• **Stored records**:
..........
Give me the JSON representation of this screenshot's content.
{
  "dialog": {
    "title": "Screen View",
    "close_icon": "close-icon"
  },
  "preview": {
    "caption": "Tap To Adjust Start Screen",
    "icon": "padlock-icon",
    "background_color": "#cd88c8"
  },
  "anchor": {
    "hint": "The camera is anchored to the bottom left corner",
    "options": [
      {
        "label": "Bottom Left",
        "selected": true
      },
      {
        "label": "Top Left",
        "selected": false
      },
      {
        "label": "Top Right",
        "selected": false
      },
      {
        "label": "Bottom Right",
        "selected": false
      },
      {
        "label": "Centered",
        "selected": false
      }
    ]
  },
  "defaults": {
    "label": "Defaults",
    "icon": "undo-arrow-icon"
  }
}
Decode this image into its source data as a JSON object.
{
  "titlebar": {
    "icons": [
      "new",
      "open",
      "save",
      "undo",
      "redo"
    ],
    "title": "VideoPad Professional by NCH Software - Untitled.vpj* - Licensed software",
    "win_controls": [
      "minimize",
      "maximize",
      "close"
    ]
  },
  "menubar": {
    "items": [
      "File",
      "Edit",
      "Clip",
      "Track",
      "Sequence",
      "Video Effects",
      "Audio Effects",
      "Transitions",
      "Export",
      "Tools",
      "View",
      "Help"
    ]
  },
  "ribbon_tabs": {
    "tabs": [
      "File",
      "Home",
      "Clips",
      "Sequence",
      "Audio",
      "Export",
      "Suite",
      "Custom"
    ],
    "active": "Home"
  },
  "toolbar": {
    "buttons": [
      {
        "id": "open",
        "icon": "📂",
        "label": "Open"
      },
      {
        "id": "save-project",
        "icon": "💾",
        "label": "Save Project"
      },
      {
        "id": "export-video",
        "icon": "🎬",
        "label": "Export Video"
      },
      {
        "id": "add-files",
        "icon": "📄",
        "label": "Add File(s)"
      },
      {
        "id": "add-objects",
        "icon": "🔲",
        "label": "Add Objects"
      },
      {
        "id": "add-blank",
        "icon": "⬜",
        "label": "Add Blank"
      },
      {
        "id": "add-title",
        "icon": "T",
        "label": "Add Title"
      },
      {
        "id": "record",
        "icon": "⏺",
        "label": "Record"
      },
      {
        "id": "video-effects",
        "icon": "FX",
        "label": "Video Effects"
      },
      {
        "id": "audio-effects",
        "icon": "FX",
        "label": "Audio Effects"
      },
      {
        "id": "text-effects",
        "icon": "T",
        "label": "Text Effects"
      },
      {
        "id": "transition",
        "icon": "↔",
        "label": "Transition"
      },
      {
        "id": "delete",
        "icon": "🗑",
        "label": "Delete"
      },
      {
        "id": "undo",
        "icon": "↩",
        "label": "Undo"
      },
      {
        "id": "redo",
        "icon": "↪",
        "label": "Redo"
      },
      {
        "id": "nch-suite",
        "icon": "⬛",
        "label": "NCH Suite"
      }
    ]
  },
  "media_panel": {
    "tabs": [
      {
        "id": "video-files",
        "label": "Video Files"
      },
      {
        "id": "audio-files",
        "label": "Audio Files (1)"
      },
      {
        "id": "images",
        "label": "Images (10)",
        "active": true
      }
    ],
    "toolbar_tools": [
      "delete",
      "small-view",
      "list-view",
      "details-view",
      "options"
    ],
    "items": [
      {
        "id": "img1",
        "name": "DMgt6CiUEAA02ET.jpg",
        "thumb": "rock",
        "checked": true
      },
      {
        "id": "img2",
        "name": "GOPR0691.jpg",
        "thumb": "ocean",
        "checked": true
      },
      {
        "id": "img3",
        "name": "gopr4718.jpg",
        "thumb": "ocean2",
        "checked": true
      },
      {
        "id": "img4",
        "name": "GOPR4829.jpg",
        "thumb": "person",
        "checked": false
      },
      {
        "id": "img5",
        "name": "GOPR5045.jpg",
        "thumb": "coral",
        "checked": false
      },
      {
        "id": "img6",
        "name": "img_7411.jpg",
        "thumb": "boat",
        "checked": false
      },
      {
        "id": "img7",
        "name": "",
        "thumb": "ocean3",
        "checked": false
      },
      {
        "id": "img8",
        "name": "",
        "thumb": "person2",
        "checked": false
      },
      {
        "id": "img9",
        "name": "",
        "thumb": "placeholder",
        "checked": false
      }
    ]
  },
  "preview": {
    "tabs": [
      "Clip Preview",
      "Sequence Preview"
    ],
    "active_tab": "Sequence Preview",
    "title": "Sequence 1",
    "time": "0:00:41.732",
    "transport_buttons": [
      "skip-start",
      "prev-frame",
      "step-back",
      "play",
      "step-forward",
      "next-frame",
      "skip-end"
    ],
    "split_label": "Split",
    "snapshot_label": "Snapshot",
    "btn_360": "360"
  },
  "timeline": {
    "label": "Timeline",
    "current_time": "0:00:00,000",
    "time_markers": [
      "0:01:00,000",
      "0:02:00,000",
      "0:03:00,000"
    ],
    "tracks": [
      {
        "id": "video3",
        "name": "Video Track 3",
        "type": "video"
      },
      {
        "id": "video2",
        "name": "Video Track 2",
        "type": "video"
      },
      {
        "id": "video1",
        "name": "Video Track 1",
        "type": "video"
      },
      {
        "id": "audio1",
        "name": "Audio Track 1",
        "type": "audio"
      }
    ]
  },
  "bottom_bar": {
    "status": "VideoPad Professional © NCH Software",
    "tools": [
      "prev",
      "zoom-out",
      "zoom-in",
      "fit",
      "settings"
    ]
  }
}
..........
Each record above should be repeated exactly as it appears.

• **FULL RESPONSE**:
Give me the JSON representation of this screenshot's content.
{
  "dialog": {
    "title": "Screen View",
    "close_icon": "close-icon"
  },
  "preview": {
    "caption": "Tap To Adjust Start Screen",
    "icon": "padlock-icon",
    "background_color": "#cd88c8"
  },
  "anchor": {
    "hint": "The camera is anchored to the bottom left corner",
    "options": [
      {
        "label": "Bottom Left",
        "selected": true
      },
      {
        "label": "Top Left",
        "selected": false
      },
      {
        "label": "Top Right",
        "selected": false
      },
      {
        "label": "Bottom Right",
        "selected": false
      },
      {
        "label": "Centered",
        "selected": false
      }
    ]
  },
  "defaults": {
    "label": "Defaults",
    "icon": "undo-arrow-icon"
  }
}
Decode this image into its source data as a JSON object.
{
  "titlebar": {
    "icons": [
      "new",
      "open",
      "save",
      "undo",
      "redo"
    ],
    "title": "VideoPad Professional by NCH Software - Untitled.vpj* - Licensed software",
    "win_controls": [
      "minimize",
      "maximize",
      "close"
    ]
  },
  "menubar": {
    "items": [
      "File",
      "Edit",
      "Clip",
      "Track",
      "Sequence",
      "Video Effects",
      "Audio Effects",
      "Transitions",
      "Export",
      "Tools",
      "View",
      "Help"
    ]
  },
  "ribbon_tabs": {
    "tabs": [
      "File",
      "Home",
      "Clips",
      "Sequence",
      "Audio",
      "Export",
      "Suite",
      "Custom"
    ],
    "active": "Home"
  },
  "toolbar": {
    "buttons": [
      {
        "id": "open",
        "icon": "📂",
        "label": "Open"
      },
      {
        "id": "save-project",
        "icon": "💾",
        "label": "Save Project"
      },
      {
        "id": "export-video",
        "icon": "🎬",
        "label": "Export Video"
      },
      {
        "id": "add-files",
        "icon": "📄",
        "label": "Add File(s)"
      },
      {
        "id": "add-objects",
        "icon": "🔲",
        "label": "Add Objects"
      },
      {
        "id": "add-blank",
        "icon": "⬜",
        "label": "Add Blank"
      },
      {
        "id": "add-title",
        "icon": "T",
        "label": "Add Title"
      },
      {
        "id": "record",
        "icon": "⏺",
        "label": "Record"
      },
      {
        "id": "video-effects",
        "icon": "FX",
        "label": "Video Effects"
      },
      {
        "id": "audio-effects",
        "icon": "FX",
        "label": "Audio Effects"
      },
      {
        "id": "text-effects",
        "icon": "T",
        "label": "Text Effects"
      },
      {
        "id": "transition",
        "icon": "↔",
        "label": "Transition"
      },
      {
        "id": "delete",
        "icon": "🗑",
        "label": "Delete"
      },
      {
        "id": "undo",
        "icon": "↩",
        "label": "Undo"
      },
      {
        "id": "redo",
        "icon": "↪",
        "label": "Redo"
      },
      {
        "id": "nch-suite",
        "icon": "⬛",
        "label": "NCH Suite"
      }
    ]
  },
  "media_panel": {
    "tabs": [
      {
        "id": "video-files",
        "label": "Video Files"
      },
      {
        "id": "audio-files",
        "label": "Audio Files (1)"
      },
      {
        "id": "images",
        "label": "Images (10)",
        "active": true
      }
    ],
    "toolbar_tools": [
      "delete",
      "small-view",
      "list-view",
      "details-view",
      "options"
    ],
    "items": [
      {
        "id": "img1",
        "name": "DMgt6CiUEAA02ET.jpg",
        "thumb": "rock",
        "checked": true
      },
      {
        "id": "img2",
        "name": "GOPR0691.jpg",
        "thumb": "ocean",
        "checked": true
      },
      {
        "id": "img3",
        "name": "gopr4718.jpg",
        "thumb": "ocean2",
        "checked": true
      },
      {
        "id": "img4",
        "name": "GOPR4829.jpg",
        "thumb": "person",
        "checked": false
      },
      {
        "id": "img5",
        "name": "GOPR5045.jpg",
        "thumb": "coral",
        "checked": false
      },
      {
        "id": "img6",
        "name": "img_7411.jpg",
        "thumb": "boat",
        "checked": false
      },
      {
        "id": "img7",
        "name": "",
        "thumb": "ocean3",
        "checked": false
      },
      {
        "id": "img8",
        "name": "",
        "thumb": "person2",
        "checked": false
      },
      {
        "id": "img9",
        "name": "",
        "thumb": "placeholder",
        "checked": false
      }
    ]
  },
  "preview": {
    "tabs": [
      "Clip Preview",
      "Sequence Preview"
    ],
    "active_tab": "Sequence Preview",
    "title": "Sequence 1",
    "time": "0:00:41.732",
    "transport_buttons": [
      "skip-start",
      "prev-frame",
      "step-back",
      "play",
      "step-forward",
      "next-frame",
      "skip-end"
    ],
    "split_label": "Split",
    "snapshot_label": "Snapshot",
    "btn_360": "360"
  },
  "timeline": {
    "label": "Timeline",
    "current_time": "0:00:00,000",
    "time_markers": [
      "0:01:00,000",
      "0:02:00,000",
      "0:03:00,000"
    ],
    "tracks": [
      {
        "id": "video3",
        "name": "Video Track 3",
        "type": "video"
      },
      {
        "id": "video2",
        "name": "Video Track 2",
        "type": "video"
      },
      {
        "id": "video1",
        "name": "Video Track 1",
        "type": "video"
      },
      {
        "id": "audio1",
        "name": "Audio Track 1",
        "type": "audio"
      }
    ]
  },
  "bottom_bar": {
    "status": "VideoPad Professional © NCH Software",
    "tools": [
      "prev",
      "zoom-out",
      "zoom-in",
      "fit",
      "settings"
    ]
  }
}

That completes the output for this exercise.